Stated task:
Every record below should be printed exactly as given.

Supplied entries:

▽

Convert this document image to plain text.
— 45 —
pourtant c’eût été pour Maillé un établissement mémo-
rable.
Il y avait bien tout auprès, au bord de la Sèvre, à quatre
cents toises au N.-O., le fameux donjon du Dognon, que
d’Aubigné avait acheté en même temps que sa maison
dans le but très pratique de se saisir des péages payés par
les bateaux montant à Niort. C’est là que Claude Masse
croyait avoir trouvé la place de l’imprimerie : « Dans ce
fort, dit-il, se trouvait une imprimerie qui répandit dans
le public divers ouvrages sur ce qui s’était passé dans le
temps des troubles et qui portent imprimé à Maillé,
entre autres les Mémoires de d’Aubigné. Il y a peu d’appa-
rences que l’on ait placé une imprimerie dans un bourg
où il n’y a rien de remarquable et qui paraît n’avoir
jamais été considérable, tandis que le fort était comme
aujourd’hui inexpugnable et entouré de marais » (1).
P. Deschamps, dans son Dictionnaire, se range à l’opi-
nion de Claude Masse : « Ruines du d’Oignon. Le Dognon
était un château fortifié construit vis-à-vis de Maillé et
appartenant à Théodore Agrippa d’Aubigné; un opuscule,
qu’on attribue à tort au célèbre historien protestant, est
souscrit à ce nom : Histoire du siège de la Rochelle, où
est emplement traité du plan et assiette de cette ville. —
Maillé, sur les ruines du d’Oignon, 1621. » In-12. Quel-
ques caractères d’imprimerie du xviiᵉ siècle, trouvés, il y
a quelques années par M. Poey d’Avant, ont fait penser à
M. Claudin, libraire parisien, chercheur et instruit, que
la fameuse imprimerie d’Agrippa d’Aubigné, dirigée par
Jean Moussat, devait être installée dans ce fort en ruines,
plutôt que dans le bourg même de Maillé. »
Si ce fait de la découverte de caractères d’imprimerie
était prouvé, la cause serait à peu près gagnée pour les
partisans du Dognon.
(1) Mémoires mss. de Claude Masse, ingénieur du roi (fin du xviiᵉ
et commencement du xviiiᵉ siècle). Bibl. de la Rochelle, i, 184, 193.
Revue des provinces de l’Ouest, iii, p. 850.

△

The answer:
Convert this document image to plain text.
— 45 —
pourtant c’eût été pour Maillé un établissement mémo-
rable.
Il y avait bien tout auprès, au bord de la Sèvre, à quatre
cents toises au N.-O., le fameux donjon du Dognon, que
d’Aubigné avait acheté en même temps que sa maison
dans le but très pratique de se saisir des péages payés par
les bateaux montant à Niort. C’est là que Claude Masse
croyait avoir trouvé la place de l’imprimerie : « Dans ce
fort, dit-il, se trouvait une imprimerie qui répandit dans
le public divers ouvrages sur ce qui s’était passé dans le
temps des troubles et qui portent imprimé à Maillé,
entre autres les Mémoires de d’Aubigné. Il y a peu d’appa-
rences que l’on ait placé une imprimerie dans un bourg
où il n’y a rien de remarquable et qui paraît n’avoir
jamais été considérable, tandis que le fort était comme
aujourd’hui inexpugnable et entouré de marais » (1).
P. Deschamps, dans son Dictionnaire, se range à l’opi-
nion de Claude Masse : « Ruines du d’Oignon. Le Dognon
était un château fortifié construit vis-à-vis de Maillé et
appartenant à Théodore Agrippa d’Aubigné; un opuscule,
qu’on attribue à tort au célèbre historien protestant, est
souscrit à ce nom : Histoire du siège de la Rochelle, où
est emplement traité du plan et assiette de cette ville. —
Maillé, sur les ruines du d’Oignon, 1621. » In-12. Quel-
ques caractères d’imprimerie du xviiᵉ siècle, trouvés, il y
a quelques années par M. Poey d’Avant, ont fait penser à
M. Claudin, libraire parisien, chercheur et instruit, que
la fameuse imprimerie d’Agrippa d’Aubigné, dirigée par
Jean Moussat, devait être installée dans ce fort en ruines,
plutôt que dans le bourg même de Maillé. »
Si ce fait de la découverte de caractères d’imprimerie
était prouvé, la cause serait à peu près gagnée pour les
partisans du Dognon.
(1) Mémoires mss. de Claude Masse, ingénieur du roi (fin du xviiᵉ
et commencement du xviiiᵉ siècle). Bibl. de la Rochelle, i, 184, 193.
Revue des provinces de l’Ouest, iii, p. 850.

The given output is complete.